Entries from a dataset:
= = = = =

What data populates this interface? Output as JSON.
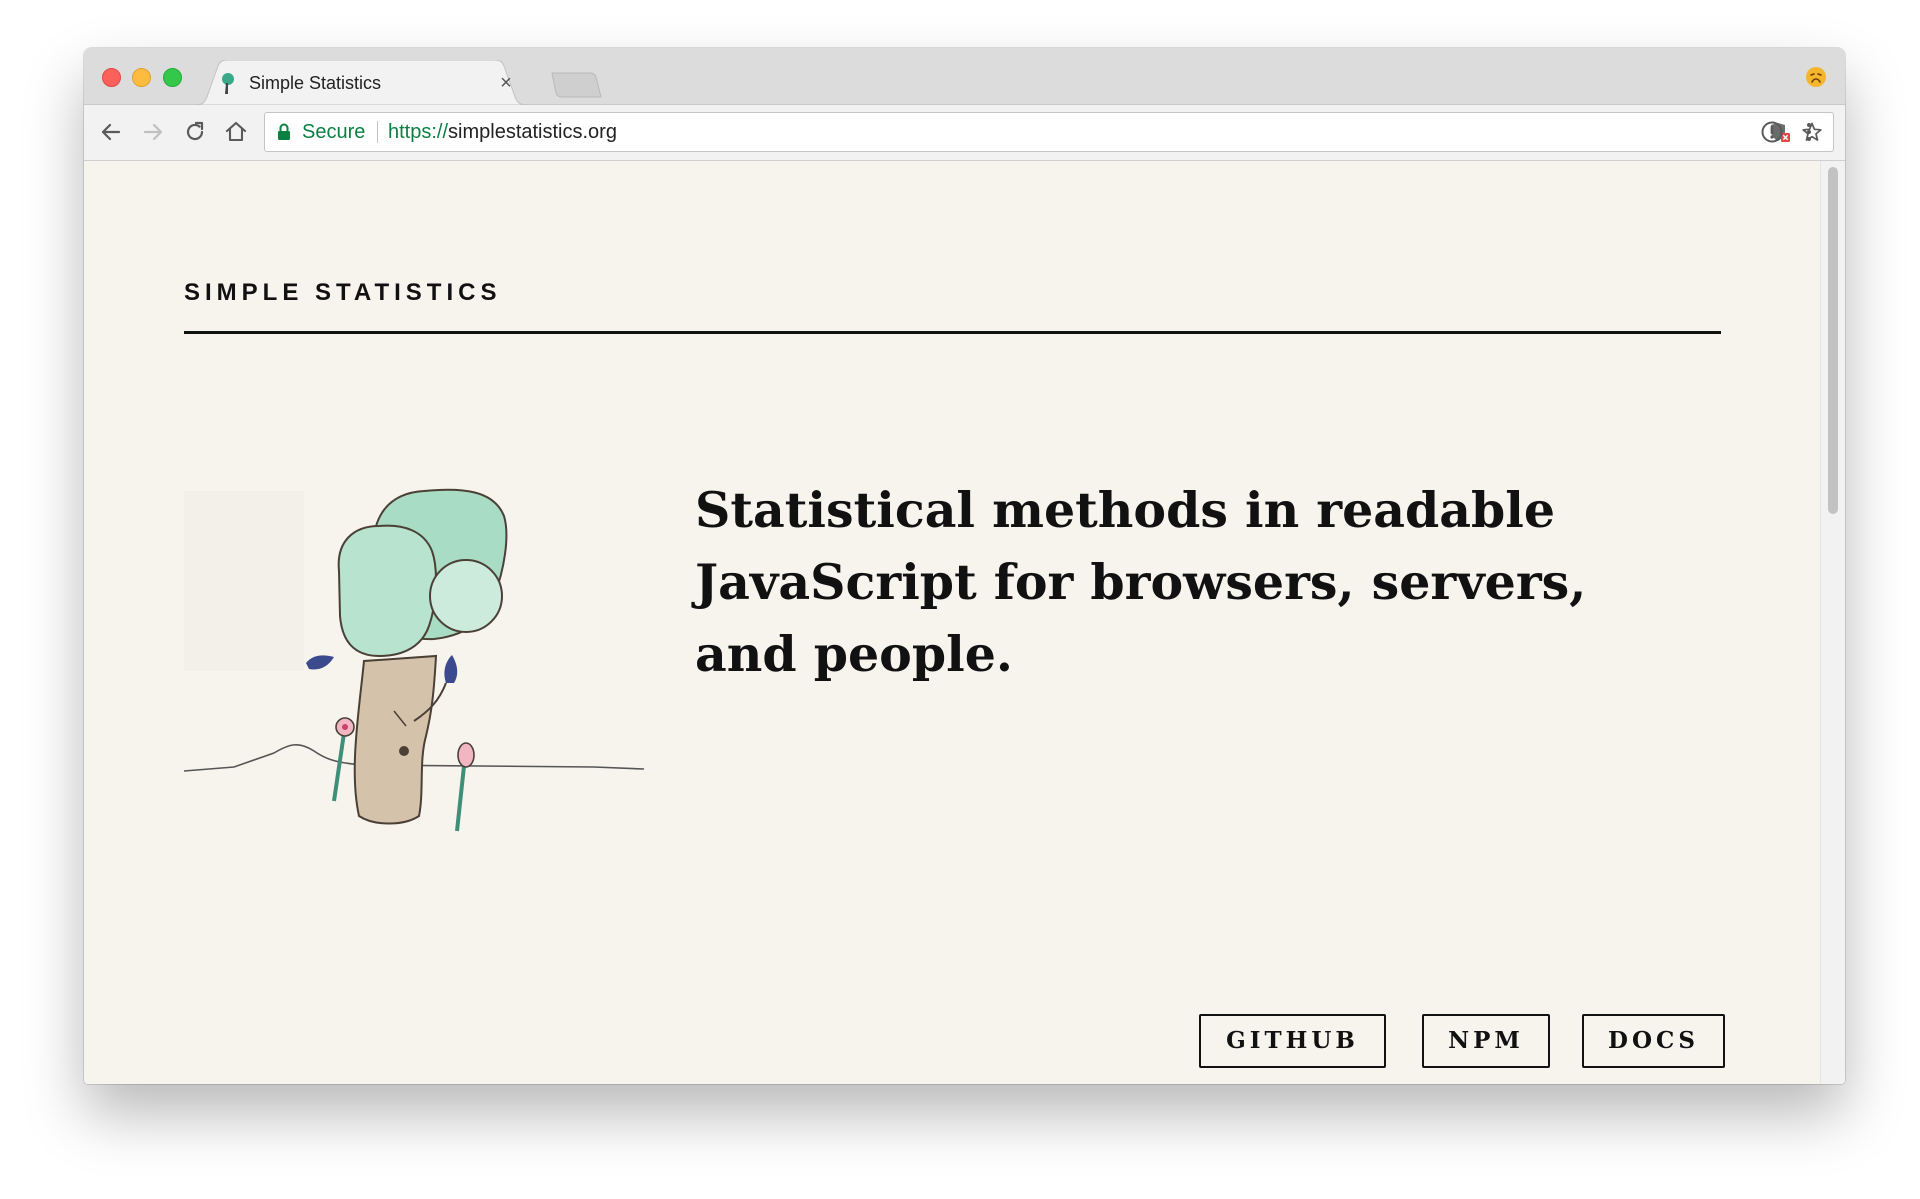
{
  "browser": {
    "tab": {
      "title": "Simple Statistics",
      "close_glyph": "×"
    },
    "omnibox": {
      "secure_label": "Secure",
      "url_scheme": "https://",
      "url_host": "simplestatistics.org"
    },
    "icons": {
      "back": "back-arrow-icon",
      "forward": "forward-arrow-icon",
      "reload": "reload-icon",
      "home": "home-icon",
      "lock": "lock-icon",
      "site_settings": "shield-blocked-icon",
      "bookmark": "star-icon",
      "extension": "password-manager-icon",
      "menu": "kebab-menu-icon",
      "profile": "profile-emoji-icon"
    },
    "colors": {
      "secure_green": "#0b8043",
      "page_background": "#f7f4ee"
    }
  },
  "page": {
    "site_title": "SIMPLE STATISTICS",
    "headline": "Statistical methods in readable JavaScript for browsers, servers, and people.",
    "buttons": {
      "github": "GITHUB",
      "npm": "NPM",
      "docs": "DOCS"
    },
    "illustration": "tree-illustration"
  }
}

= = = = =

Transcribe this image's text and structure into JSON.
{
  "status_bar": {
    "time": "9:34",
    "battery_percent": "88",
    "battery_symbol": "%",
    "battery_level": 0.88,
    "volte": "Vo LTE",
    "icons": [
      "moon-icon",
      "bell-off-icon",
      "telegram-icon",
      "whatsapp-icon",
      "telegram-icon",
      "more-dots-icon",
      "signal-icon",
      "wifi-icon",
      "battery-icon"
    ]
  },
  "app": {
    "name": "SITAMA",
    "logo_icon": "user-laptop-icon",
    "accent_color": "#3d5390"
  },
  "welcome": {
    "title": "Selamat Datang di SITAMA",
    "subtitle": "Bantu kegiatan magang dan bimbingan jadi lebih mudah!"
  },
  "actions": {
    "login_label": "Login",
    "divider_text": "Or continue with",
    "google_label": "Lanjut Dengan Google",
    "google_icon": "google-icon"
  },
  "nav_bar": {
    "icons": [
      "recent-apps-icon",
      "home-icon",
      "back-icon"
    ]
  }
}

= = = = =

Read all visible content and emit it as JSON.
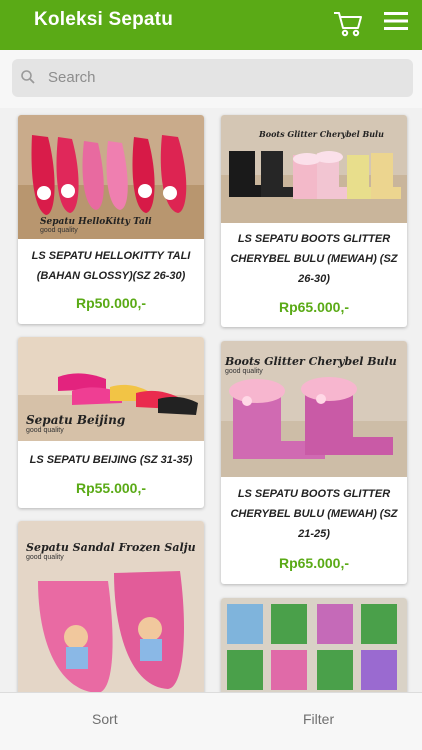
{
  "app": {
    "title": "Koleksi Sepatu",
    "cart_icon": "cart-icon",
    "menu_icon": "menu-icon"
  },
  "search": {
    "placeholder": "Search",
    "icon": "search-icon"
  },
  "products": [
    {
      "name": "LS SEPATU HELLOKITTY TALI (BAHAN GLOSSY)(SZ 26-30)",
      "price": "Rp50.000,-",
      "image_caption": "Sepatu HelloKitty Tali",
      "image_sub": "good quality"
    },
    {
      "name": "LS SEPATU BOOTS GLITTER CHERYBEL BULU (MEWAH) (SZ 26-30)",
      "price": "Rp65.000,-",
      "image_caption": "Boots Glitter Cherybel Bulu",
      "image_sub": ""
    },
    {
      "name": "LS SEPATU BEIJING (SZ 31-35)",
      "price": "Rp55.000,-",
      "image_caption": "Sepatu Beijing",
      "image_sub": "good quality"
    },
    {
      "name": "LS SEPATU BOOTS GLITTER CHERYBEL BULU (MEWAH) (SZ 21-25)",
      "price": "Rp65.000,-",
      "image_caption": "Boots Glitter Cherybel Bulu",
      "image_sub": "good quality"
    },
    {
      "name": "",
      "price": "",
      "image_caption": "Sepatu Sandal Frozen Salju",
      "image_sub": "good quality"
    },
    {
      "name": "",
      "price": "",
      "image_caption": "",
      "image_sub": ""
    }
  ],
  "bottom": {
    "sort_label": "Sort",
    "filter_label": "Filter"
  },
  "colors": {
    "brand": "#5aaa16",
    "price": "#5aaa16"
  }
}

= = = = =

■ Task description ■
Using the listing above, return all lines where the word "menu" occurs.

■ Solution ■
      "menu": "kebab-menu-icon",
    "menu_icon": "menu-icon"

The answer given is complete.